[Data entries]
########

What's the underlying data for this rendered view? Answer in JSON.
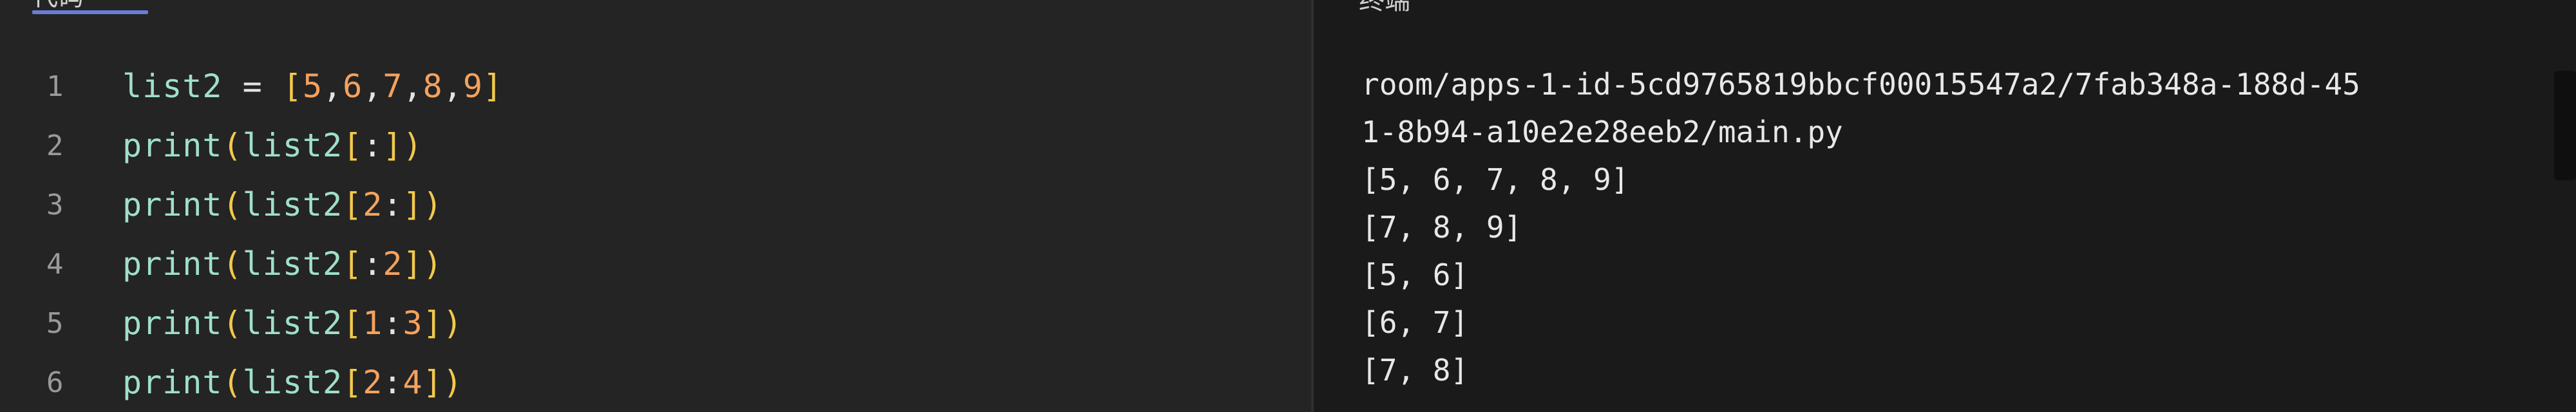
{
  "editor": {
    "tab_label": "代码",
    "lines": [
      {
        "number": "1",
        "tokens": [
          {
            "t": "list2",
            "c": "id"
          },
          {
            "t": " = ",
            "c": "op"
          },
          {
            "t": "[",
            "c": "br"
          },
          {
            "t": "5",
            "c": "num"
          },
          {
            "t": ",",
            "c": "op"
          },
          {
            "t": "6",
            "c": "num"
          },
          {
            "t": ",",
            "c": "op"
          },
          {
            "t": "7",
            "c": "num"
          },
          {
            "t": ",",
            "c": "op"
          },
          {
            "t": "8",
            "c": "num"
          },
          {
            "t": ",",
            "c": "op"
          },
          {
            "t": "9",
            "c": "num"
          },
          {
            "t": "]",
            "c": "br"
          }
        ]
      },
      {
        "number": "2",
        "tokens": [
          {
            "t": "print",
            "c": "fn"
          },
          {
            "t": "(",
            "c": "br"
          },
          {
            "t": "list2",
            "c": "id"
          },
          {
            "t": "[",
            "c": "br"
          },
          {
            "t": ":",
            "c": "op"
          },
          {
            "t": "]",
            "c": "br"
          },
          {
            "t": ")",
            "c": "br"
          }
        ]
      },
      {
        "number": "3",
        "tokens": [
          {
            "t": "print",
            "c": "fn"
          },
          {
            "t": "(",
            "c": "br"
          },
          {
            "t": "list2",
            "c": "id"
          },
          {
            "t": "[",
            "c": "br"
          },
          {
            "t": "2",
            "c": "num"
          },
          {
            "t": ":",
            "c": "op"
          },
          {
            "t": "]",
            "c": "br"
          },
          {
            "t": ")",
            "c": "br"
          }
        ]
      },
      {
        "number": "4",
        "tokens": [
          {
            "t": "print",
            "c": "fn"
          },
          {
            "t": "(",
            "c": "br"
          },
          {
            "t": "list2",
            "c": "id"
          },
          {
            "t": "[",
            "c": "br"
          },
          {
            "t": ":",
            "c": "op"
          },
          {
            "t": "2",
            "c": "num"
          },
          {
            "t": "]",
            "c": "br"
          },
          {
            "t": ")",
            "c": "br"
          }
        ]
      },
      {
        "number": "5",
        "tokens": [
          {
            "t": "print",
            "c": "fn"
          },
          {
            "t": "(",
            "c": "br"
          },
          {
            "t": "list2",
            "c": "id"
          },
          {
            "t": "[",
            "c": "br"
          },
          {
            "t": "1",
            "c": "num"
          },
          {
            "t": ":",
            "c": "op"
          },
          {
            "t": "3",
            "c": "num"
          },
          {
            "t": "]",
            "c": "br"
          },
          {
            "t": ")",
            "c": "br"
          }
        ]
      },
      {
        "number": "6",
        "tokens": [
          {
            "t": "print",
            "c": "fn"
          },
          {
            "t": "(",
            "c": "br"
          },
          {
            "t": "list2",
            "c": "id"
          },
          {
            "t": "[",
            "c": "br"
          },
          {
            "t": "2",
            "c": "num"
          },
          {
            "t": ":",
            "c": "op"
          },
          {
            "t": "4",
            "c": "num"
          },
          {
            "t": "]",
            "c": "br"
          },
          {
            "t": ")",
            "c": "br"
          }
        ]
      }
    ]
  },
  "terminal": {
    "tab_label": "终端",
    "lines": [
      "room/apps-1-id-5cd9765819bbcf00015547a2/7fab348a-188d-45",
      "1-8b94-a10e2e28eeb2/main.py",
      "[5, 6, 7, 8, 9]",
      "[7, 8, 9]",
      "[5, 6]",
      "[6, 7]",
      "[7, 8]"
    ]
  },
  "colors": {
    "identifier": "#9fe0c7",
    "bracket": "#f2c94c",
    "number": "#f5a25d",
    "line_number": "#9a9a9a",
    "terminal_text": "#e8e8e8",
    "tab_accent": "#6a7bd6"
  }
}
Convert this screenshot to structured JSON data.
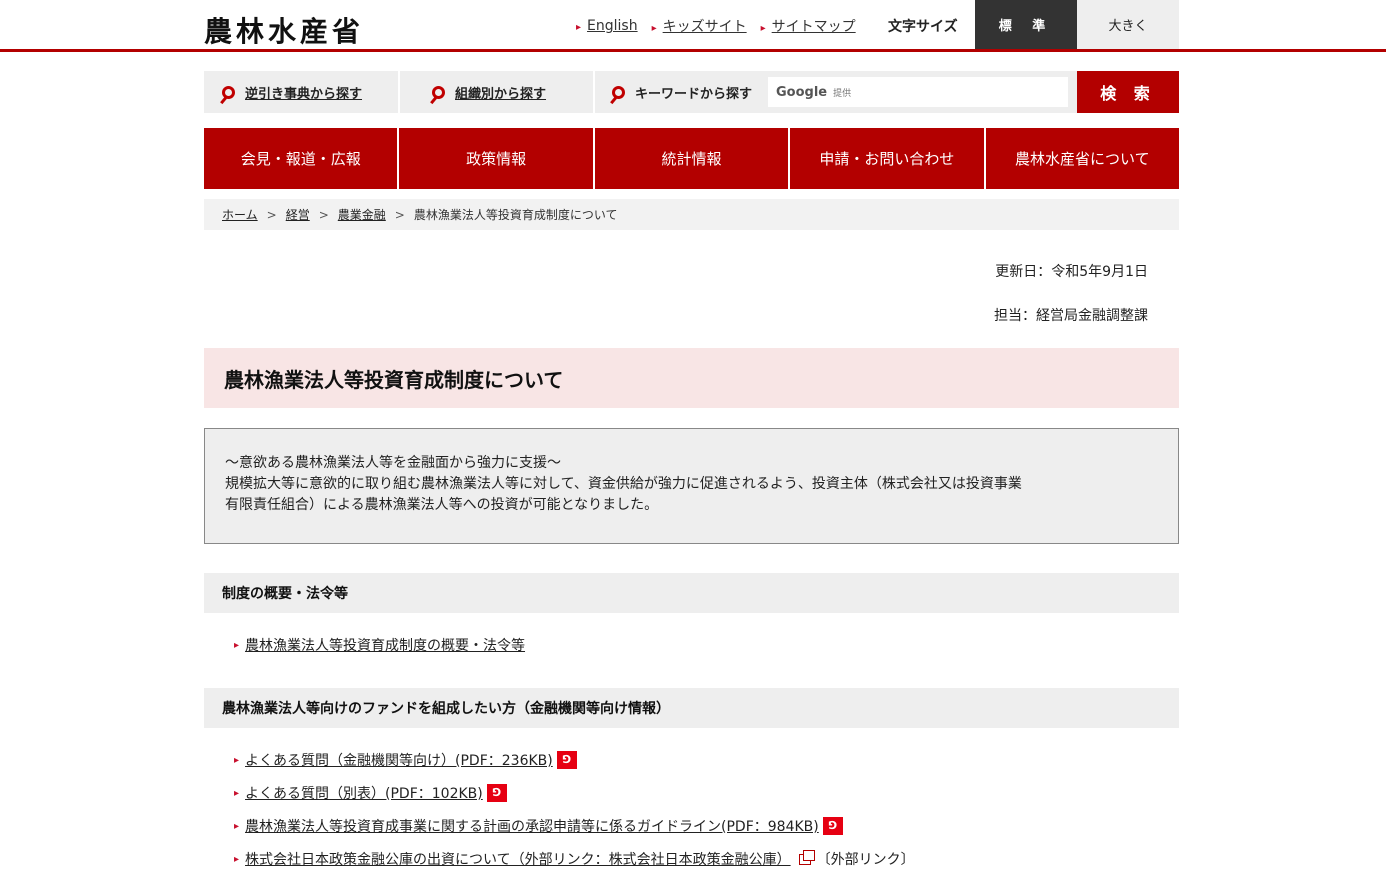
{
  "header": {
    "logo": "農林水産省",
    "links": [
      "English",
      "キッズサイト",
      "サイトマップ"
    ],
    "fontsize_label": "文字サイズ",
    "fontsize_standard": "標 準",
    "fontsize_large": "大きく"
  },
  "search": {
    "reverse_lookup": "逆引き事典から探す",
    "by_org": "組織別から探す",
    "by_keyword": "キーワードから探す",
    "google": "Google",
    "provided": "提供",
    "button": "検 索"
  },
  "nav": [
    "会見・報道・広報",
    "政策情報",
    "統計情報",
    "申請・お問い合わせ",
    "農林水産省について"
  ],
  "breadcrumb": [
    "ホーム",
    "経営",
    "農業金融",
    "農林漁業法人等投資育成制度について"
  ],
  "updated": "更新日：令和5年9月1日",
  "contact": "担当：経営局金融調整課",
  "title": "農林漁業法人等投資育成制度について",
  "intro": {
    "line1": "～意欲ある農林漁業法人等を金融面から強力に支援～",
    "line2": "規模拡大等に意欲的に取り組む農林漁業法人等に対して、資金供給が強力に促進されるよう、投資主体（株式会社又は投資事業",
    "line3": "有限責任組合）による農林漁業法人等への投資が可能となりました。"
  },
  "section1": {
    "heading": "制度の概要・法令等",
    "items": [
      "農林漁業法人等投資育成制度の概要・法令等"
    ]
  },
  "section2": {
    "heading": "農林漁業法人等向けのファンドを組成したい方（金融機関等向け情報）",
    "items": [
      "よくある質問（金融機関等向け）(PDF：236KB)",
      "よくある質問（別表）(PDF：102KB)",
      "農林漁業法人等投資育成事業に関する計画の承認申請等に係るガイドライン(PDF：984KB)",
      "株式会社日本政策金融公庫の出資について（外部リンク：株式会社日本政策金融公庫）"
    ],
    "external_label": "〔外部リンク〕"
  },
  "colors": {
    "brand_red": "#b30000",
    "pdf_red": "#e60012"
  }
}
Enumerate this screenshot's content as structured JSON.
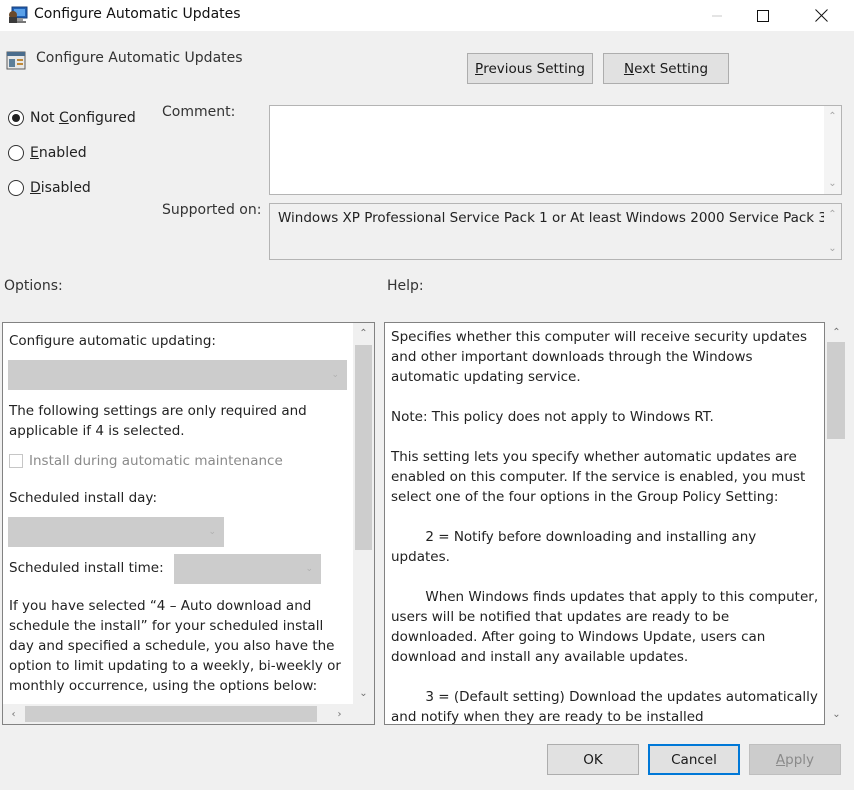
{
  "window": {
    "title": "Configure Automatic Updates",
    "controls": {
      "minimize": "minimize",
      "maximize": "maximize",
      "close": "close"
    }
  },
  "header": {
    "policy_title": "Configure Automatic Updates",
    "previous_setting": {
      "pre": "",
      "accel": "P",
      "post": "revious Setting"
    },
    "next_setting": {
      "pre": "",
      "accel": "N",
      "post": "ext Setting"
    }
  },
  "state": {
    "options": [
      {
        "pre": "Not ",
        "accel": "C",
        "post": "onfigured",
        "selected": true
      },
      {
        "pre": "",
        "accel": "E",
        "post": "nabled",
        "selected": false
      },
      {
        "pre": "",
        "accel": "D",
        "post": "isabled",
        "selected": false
      }
    ]
  },
  "comment": {
    "label": "Comment:",
    "value": ""
  },
  "supported": {
    "label": "Supported on:",
    "value": "Windows XP Professional Service Pack 1 or At least Windows 2000 Service Pack 3"
  },
  "options_pane": {
    "label": "Options:",
    "configure_label": "Configure automatic updating:",
    "configure_value": "",
    "note": "The following settings are only required and applicable if 4 is selected.",
    "maintenance_checkbox": {
      "label": "Install during automatic maintenance",
      "checked": false,
      "enabled": false
    },
    "install_day_label": "Scheduled install day:",
    "install_day_value": "",
    "install_time_label": "Scheduled install time:",
    "install_time_value": "",
    "schedule_note": "If you have selected “4 – Auto download and schedule the install” for your scheduled install day and specified a schedule, you also have the option to limit updating to a weekly, bi-weekly or monthly occurrence, using the options below:"
  },
  "help_pane": {
    "label": "Help:",
    "paragraphs": [
      "Specifies whether this computer will receive security updates and other important downloads through the Windows automatic updating service.",
      "Note: This policy does not apply to Windows RT.",
      "This setting lets you specify whether automatic updates are enabled on this computer. If the service is enabled, you must select one of the four options in the Group Policy Setting:",
      "        2 = Notify before downloading and installing any updates.",
      "        When Windows finds updates that apply to this computer, users will be notified that updates are ready to be downloaded. After going to Windows Update, users can download and install any available updates.",
      "        3 = (Default setting) Download the updates automatically and notify when they are ready to be installed"
    ]
  },
  "footer": {
    "ok": "OK",
    "cancel": "Cancel",
    "apply": {
      "pre": "",
      "accel": "A",
      "post": "pply"
    }
  },
  "colors": {
    "background": "#f0f0f0",
    "focus_border": "#0078d7",
    "disabled_fill": "#cccccc",
    "scroll_thumb": "#cdcdcd"
  }
}
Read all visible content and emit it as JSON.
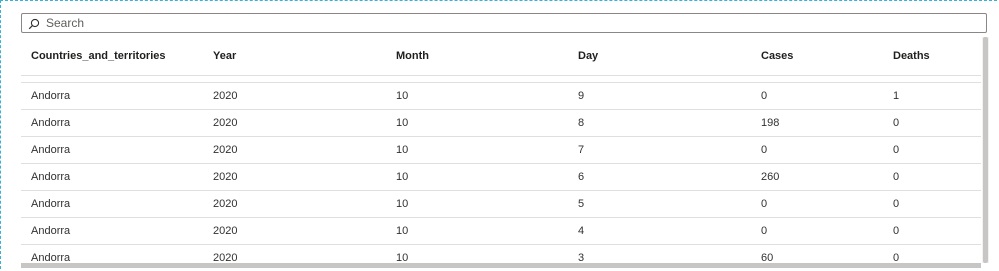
{
  "search": {
    "placeholder": "Search"
  },
  "table": {
    "columns": [
      "Countries_and_territories",
      "Year",
      "Month",
      "Day",
      "Cases",
      "Deaths"
    ],
    "rows": [
      [
        "Andorra",
        "2020",
        "10",
        "9",
        "0",
        "1"
      ],
      [
        "Andorra",
        "2020",
        "10",
        "8",
        "198",
        "0"
      ],
      [
        "Andorra",
        "2020",
        "10",
        "7",
        "0",
        "0"
      ],
      [
        "Andorra",
        "2020",
        "10",
        "6",
        "260",
        "0"
      ],
      [
        "Andorra",
        "2020",
        "10",
        "5",
        "0",
        "0"
      ],
      [
        "Andorra",
        "2020",
        "10",
        "4",
        "0",
        "0"
      ],
      [
        "Andorra",
        "2020",
        "10",
        "3",
        "60",
        "0"
      ]
    ]
  },
  "icons": {
    "search": "search-icon"
  }
}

########

PROBLEM
Select every line in the records above that contains the word "よくある質問".

WRITTEN SOLUTION
      "よくある質問（金融機関等向け）(PDF：236KB)",
      "よくある質問（別表）(PDF：102KB)",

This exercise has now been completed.